++++ Recorded data

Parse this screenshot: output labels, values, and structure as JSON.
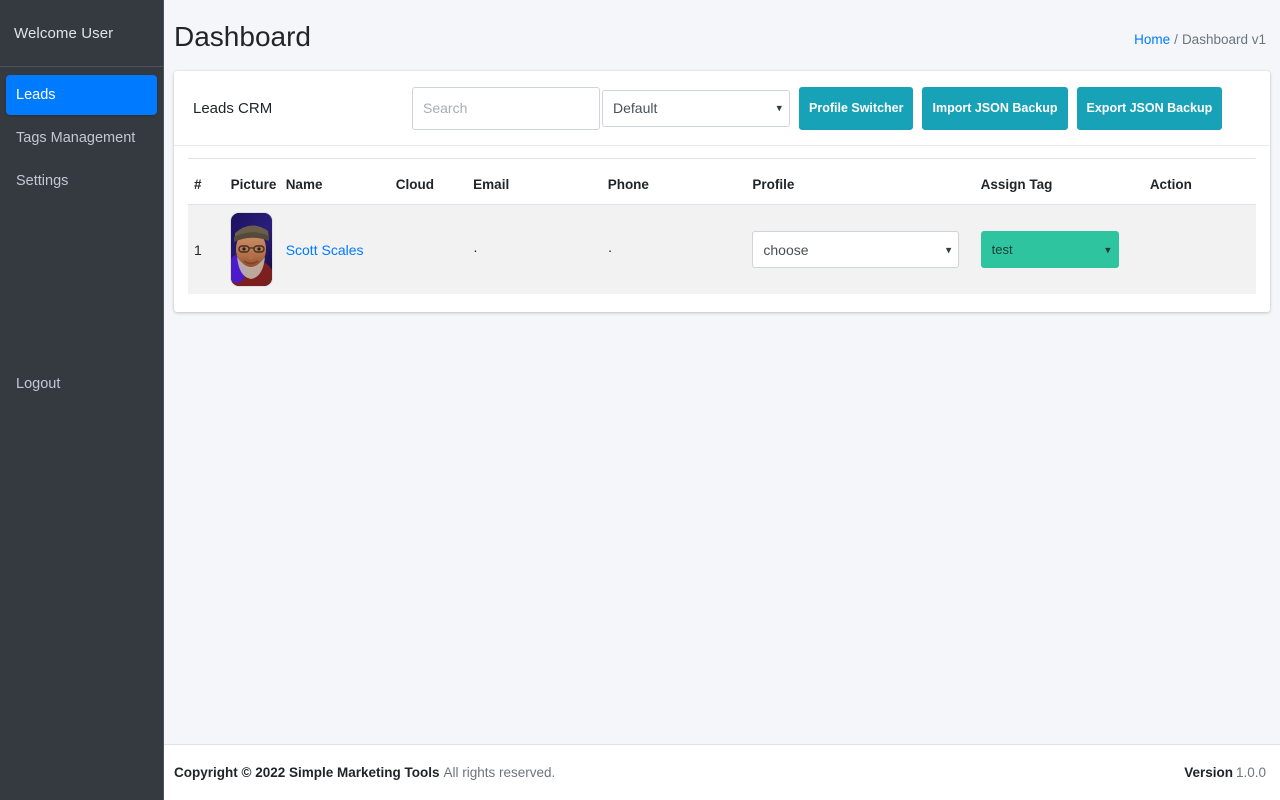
{
  "sidebar": {
    "brand_label": "Welcome User",
    "items": [
      {
        "label": "Leads",
        "active": true
      },
      {
        "label": "Tags Management",
        "active": false
      },
      {
        "label": "Settings",
        "active": false
      }
    ],
    "logout_label": "Logout"
  },
  "header": {
    "title": "Dashboard",
    "breadcrumb": {
      "home_label": "Home",
      "separator": "/",
      "current_label": "Dashboard v1"
    }
  },
  "card": {
    "title": "Leads CRM",
    "search": {
      "placeholder": "Search",
      "value": ""
    },
    "profile_filter": {
      "selected": "Default",
      "options": [
        "Default"
      ]
    },
    "buttons": [
      {
        "label": "Profile Switcher",
        "name": "profile-switcher-button"
      },
      {
        "label": "Import JSON Backup",
        "name": "import-json-backup-button"
      },
      {
        "label": "Export JSON Backup",
        "name": "export-json-backup-button"
      }
    ]
  },
  "table": {
    "columns": [
      "#",
      "Picture",
      "Name",
      "Cloud",
      "Email",
      "Phone",
      "Profile",
      "Assign Tag",
      "Action"
    ],
    "rows": [
      {
        "index": "1",
        "picture_alt": "lead-avatar",
        "name": "Scott Scales",
        "cloud": "",
        "email": "·",
        "phone": "·",
        "profile_select": {
          "selected": "choose",
          "options": [
            "choose"
          ]
        },
        "tag_select": {
          "selected": "test",
          "options": [
            "test"
          ]
        },
        "action": ""
      }
    ]
  },
  "footer": {
    "copyright_strong": "Copyright © 2022 Simple Marketing Tools",
    "copyright_rest": "All rights reserved.",
    "version_label": "Version",
    "version_number": "1.0.0"
  },
  "colors": {
    "sidebar_bg": "#343a40",
    "accent_blue": "#007bff",
    "button_teal": "#17a2b8",
    "tag_green": "#2ec4a0",
    "page_bg": "#f4f6f9"
  }
}
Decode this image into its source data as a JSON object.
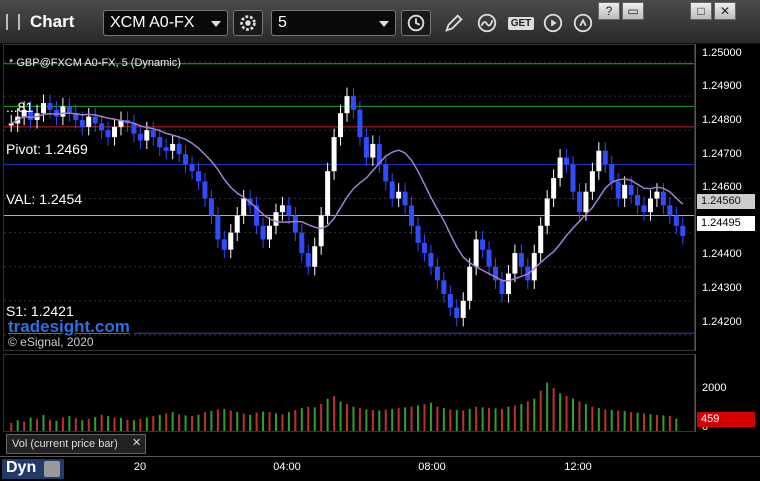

++++++++

▶ [Task description]: Transcribe all of the records above character for character. Exclude the pictures.

▶ [Task output]:
Parse this screenshot: output labels, values, and structure as JSON.
{
  "sidebar": {
    "brand_label": "Welcome User",
    "items": [
      {
        "label": "Leads",
        "active": true
      },
      {
        "label": "Tags Management",
        "active": false
      },
      {
        "label": "Settings",
        "active": false
      }
    ],
    "logout_label": "Logout"
  },
  "header": {
    "title": "Dashboard",
    "breadcrumb": {
      "home_label": "Home",
      "separator": "/",
      "current_label": "Dashboard v1"
    }
  },
  "card": {
    "title": "Leads CRM",
    "search": {
      "placeholder": "Search",
      "value": ""
    },
    "profile_filter": {
      "selected": "Default",
      "options": [
        "Default"
      ]
    },
    "buttons": [
      {
        "label": "Profile Switcher",
        "name": "profile-switcher-button"
      },
      {
        "label": "Import JSON Backup",
        "name": "import-json-backup-button"
      },
      {
        "label": "Export JSON Backup",
        "name": "export-json-backup-button"
      }
    ]
  },
  "table": {
    "columns": [
      "#",
      "Picture",
      "Name",
      "Cloud",
      "Email",
      "Phone",
      "Profile",
      "Assign Tag",
      "Action"
    ],
    "rows": [
      {
        "index": "1",
        "picture_alt": "lead-avatar",
        "name": "Scott Scales",
        "cloud": "",
        "email": "·",
        "phone": "·",
        "profile_select": {
          "selected": "choose",
          "options": [
            "choose"
          ]
        },
        "tag_select": {
          "selected": "test",
          "options": [
            "test"
          ]
        },
        "action": ""
      }
    ]
  },
  "footer": {
    "copyright_strong": "Copyright © 2022 Simple Marketing Tools",
    "copyright_rest": "All rights reserved.",
    "version_label": "Version",
    "version_number": "1.0.0"
  },
  "colors": {
    "sidebar_bg": "#343a40",
    "accent_blue": "#007bff",
    "button_teal": "#17a2b8",
    "tag_green": "#2ec4a0",
    "page_bg": "#f4f6f9"
  }
}
Decode this image into its source data as a JSON object.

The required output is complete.